Scan the records below for the word "华创证券" and give only the number of lines that hold it.

==== Given entries

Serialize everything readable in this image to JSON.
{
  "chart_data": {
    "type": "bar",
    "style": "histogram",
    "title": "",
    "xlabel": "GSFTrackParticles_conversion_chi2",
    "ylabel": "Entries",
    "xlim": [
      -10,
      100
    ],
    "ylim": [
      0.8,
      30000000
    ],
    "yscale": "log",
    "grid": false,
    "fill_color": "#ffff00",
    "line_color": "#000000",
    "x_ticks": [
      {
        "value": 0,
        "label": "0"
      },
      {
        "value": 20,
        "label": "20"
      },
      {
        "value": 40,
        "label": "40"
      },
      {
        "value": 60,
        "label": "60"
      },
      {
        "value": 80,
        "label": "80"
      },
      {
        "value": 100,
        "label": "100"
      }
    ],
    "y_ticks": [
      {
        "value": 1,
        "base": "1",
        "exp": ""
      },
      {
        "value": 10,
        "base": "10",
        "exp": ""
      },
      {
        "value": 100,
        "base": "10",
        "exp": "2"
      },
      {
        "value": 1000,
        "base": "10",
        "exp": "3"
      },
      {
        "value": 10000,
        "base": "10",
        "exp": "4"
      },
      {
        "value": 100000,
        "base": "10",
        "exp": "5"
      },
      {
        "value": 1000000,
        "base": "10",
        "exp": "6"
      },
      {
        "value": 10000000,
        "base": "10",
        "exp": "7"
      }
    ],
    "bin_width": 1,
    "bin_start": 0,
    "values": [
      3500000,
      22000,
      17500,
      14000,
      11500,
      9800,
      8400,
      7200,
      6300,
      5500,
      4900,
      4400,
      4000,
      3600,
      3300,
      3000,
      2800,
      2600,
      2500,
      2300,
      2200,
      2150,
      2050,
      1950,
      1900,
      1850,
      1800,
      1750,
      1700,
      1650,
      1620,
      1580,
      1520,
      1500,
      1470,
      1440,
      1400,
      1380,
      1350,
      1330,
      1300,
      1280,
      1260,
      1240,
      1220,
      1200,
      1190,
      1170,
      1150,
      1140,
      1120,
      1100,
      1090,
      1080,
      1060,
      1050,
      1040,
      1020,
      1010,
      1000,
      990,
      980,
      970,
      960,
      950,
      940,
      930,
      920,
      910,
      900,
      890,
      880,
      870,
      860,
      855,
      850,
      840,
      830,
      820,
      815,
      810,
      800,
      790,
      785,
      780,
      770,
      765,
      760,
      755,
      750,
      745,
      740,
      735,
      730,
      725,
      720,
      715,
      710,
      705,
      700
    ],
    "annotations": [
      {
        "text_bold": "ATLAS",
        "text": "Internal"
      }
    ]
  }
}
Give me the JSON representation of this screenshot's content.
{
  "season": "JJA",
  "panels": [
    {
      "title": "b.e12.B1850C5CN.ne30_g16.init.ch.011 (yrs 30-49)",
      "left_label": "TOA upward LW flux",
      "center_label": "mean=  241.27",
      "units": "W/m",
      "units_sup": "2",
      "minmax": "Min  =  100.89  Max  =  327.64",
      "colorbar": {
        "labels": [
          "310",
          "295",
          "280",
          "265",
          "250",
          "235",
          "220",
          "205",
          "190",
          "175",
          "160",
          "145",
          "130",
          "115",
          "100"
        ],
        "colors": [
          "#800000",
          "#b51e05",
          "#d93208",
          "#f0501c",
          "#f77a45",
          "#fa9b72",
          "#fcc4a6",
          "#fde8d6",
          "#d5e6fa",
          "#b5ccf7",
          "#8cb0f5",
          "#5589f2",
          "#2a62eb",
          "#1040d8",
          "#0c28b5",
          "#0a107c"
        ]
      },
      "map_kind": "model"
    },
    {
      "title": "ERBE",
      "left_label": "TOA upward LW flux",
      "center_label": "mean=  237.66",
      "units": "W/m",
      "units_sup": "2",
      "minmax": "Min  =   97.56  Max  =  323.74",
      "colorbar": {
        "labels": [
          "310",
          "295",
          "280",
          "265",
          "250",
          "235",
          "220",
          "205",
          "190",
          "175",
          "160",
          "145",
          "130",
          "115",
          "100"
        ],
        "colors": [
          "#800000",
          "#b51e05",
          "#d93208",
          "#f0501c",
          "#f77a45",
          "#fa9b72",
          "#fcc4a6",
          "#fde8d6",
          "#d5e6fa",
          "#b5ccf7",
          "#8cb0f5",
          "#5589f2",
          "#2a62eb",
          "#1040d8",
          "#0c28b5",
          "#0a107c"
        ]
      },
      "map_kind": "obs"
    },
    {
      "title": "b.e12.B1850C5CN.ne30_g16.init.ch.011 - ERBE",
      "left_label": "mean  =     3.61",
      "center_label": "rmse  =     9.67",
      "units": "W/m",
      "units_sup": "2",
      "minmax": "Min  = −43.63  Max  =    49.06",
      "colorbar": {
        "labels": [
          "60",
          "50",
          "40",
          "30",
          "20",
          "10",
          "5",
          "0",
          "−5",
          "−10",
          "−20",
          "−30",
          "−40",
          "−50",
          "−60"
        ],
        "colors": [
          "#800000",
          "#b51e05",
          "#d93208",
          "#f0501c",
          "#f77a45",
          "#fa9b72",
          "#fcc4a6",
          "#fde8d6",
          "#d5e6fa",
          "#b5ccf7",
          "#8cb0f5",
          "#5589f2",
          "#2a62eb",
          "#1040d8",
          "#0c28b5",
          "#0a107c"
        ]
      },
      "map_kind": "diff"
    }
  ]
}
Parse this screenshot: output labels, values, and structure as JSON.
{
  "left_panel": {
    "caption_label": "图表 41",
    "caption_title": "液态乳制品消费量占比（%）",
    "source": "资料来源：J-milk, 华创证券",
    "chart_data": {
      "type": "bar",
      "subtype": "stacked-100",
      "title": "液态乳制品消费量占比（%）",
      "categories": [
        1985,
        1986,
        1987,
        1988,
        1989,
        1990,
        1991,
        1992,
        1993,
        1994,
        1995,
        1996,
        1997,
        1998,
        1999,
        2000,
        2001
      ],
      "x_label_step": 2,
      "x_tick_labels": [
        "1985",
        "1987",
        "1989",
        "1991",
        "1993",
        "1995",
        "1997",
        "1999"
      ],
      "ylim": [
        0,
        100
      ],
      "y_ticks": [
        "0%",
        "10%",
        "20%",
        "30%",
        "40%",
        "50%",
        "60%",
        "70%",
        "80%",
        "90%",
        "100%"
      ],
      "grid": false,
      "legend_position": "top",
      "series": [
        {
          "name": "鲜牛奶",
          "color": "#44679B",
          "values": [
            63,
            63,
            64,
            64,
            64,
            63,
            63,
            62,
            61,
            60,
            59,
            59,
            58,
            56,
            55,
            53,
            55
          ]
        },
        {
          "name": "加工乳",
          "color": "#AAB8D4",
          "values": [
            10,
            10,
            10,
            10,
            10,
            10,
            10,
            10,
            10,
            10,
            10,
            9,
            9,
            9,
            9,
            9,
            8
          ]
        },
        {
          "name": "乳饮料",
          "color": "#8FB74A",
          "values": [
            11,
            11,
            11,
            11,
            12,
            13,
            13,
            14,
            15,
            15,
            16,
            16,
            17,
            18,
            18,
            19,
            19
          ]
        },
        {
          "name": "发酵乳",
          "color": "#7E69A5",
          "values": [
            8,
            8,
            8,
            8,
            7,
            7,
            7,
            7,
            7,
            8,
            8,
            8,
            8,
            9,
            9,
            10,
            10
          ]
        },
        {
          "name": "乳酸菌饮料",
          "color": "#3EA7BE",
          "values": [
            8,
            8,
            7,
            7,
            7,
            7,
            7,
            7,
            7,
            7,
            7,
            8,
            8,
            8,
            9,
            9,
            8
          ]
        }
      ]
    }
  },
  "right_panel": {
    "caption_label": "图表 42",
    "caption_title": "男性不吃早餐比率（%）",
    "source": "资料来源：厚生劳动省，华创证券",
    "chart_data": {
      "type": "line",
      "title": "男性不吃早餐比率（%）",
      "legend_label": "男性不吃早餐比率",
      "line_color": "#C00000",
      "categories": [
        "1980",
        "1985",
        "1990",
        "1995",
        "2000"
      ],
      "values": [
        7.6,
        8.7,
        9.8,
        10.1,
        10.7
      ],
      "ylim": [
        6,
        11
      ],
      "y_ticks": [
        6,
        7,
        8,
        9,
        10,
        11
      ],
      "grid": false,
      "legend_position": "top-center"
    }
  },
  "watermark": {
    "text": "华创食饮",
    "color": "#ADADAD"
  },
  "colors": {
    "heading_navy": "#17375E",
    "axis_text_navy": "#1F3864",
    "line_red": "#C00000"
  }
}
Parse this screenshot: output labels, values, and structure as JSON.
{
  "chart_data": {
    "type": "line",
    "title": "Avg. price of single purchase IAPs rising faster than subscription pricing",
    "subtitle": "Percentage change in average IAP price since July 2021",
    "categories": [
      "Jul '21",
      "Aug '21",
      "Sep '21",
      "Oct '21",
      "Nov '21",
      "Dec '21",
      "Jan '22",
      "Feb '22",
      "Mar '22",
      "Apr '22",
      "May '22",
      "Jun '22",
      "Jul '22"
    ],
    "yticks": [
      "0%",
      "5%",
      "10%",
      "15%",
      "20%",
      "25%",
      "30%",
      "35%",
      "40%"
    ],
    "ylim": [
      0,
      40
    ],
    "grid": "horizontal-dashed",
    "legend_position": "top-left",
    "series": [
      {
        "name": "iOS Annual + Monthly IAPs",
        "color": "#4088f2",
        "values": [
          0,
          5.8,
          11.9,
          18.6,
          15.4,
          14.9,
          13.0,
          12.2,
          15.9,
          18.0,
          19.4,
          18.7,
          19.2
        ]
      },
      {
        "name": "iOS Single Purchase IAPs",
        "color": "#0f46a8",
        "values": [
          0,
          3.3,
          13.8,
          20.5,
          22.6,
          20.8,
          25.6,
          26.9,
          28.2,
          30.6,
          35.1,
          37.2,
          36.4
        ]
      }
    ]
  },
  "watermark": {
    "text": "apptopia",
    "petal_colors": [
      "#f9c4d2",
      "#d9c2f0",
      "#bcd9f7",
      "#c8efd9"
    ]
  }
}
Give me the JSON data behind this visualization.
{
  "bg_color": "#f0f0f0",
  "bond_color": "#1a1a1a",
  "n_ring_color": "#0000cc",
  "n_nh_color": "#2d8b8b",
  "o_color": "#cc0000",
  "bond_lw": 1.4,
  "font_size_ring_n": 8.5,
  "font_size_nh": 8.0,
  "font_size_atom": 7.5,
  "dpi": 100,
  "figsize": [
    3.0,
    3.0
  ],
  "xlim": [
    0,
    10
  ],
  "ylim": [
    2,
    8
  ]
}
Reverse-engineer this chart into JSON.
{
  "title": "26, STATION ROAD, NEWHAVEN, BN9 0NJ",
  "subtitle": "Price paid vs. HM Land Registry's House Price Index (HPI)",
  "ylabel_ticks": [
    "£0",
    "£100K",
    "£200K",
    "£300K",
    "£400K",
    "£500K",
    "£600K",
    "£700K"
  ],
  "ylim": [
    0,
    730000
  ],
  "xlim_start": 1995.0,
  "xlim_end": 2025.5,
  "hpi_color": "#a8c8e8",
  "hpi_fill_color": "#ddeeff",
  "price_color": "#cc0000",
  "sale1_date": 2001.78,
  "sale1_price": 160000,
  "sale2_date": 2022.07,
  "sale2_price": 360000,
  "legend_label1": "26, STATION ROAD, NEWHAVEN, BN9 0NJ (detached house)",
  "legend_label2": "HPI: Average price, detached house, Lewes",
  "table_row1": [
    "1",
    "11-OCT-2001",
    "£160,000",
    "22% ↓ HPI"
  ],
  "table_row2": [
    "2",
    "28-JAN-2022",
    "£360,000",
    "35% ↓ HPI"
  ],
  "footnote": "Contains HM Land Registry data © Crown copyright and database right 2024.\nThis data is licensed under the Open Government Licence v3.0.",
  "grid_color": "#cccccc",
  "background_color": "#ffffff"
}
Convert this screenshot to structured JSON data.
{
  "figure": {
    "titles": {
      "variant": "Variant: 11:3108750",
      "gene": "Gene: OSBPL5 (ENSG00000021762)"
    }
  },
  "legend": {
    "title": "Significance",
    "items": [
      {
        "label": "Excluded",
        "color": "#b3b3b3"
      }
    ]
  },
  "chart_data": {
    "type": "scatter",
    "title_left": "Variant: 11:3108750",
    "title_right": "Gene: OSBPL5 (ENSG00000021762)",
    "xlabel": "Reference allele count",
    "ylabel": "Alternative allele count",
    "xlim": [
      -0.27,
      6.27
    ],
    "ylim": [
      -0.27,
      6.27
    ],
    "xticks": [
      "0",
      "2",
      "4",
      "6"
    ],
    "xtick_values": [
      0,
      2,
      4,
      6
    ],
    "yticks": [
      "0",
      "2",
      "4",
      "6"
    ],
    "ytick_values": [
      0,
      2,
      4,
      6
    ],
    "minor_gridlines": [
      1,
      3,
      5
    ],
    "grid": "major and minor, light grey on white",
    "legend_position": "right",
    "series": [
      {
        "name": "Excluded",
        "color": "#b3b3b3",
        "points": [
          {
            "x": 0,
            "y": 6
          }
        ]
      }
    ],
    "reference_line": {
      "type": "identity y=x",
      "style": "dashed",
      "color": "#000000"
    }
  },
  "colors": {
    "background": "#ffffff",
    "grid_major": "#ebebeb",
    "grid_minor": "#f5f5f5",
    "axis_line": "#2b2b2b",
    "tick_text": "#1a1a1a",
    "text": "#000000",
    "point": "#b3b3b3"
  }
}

========

The completed task: 2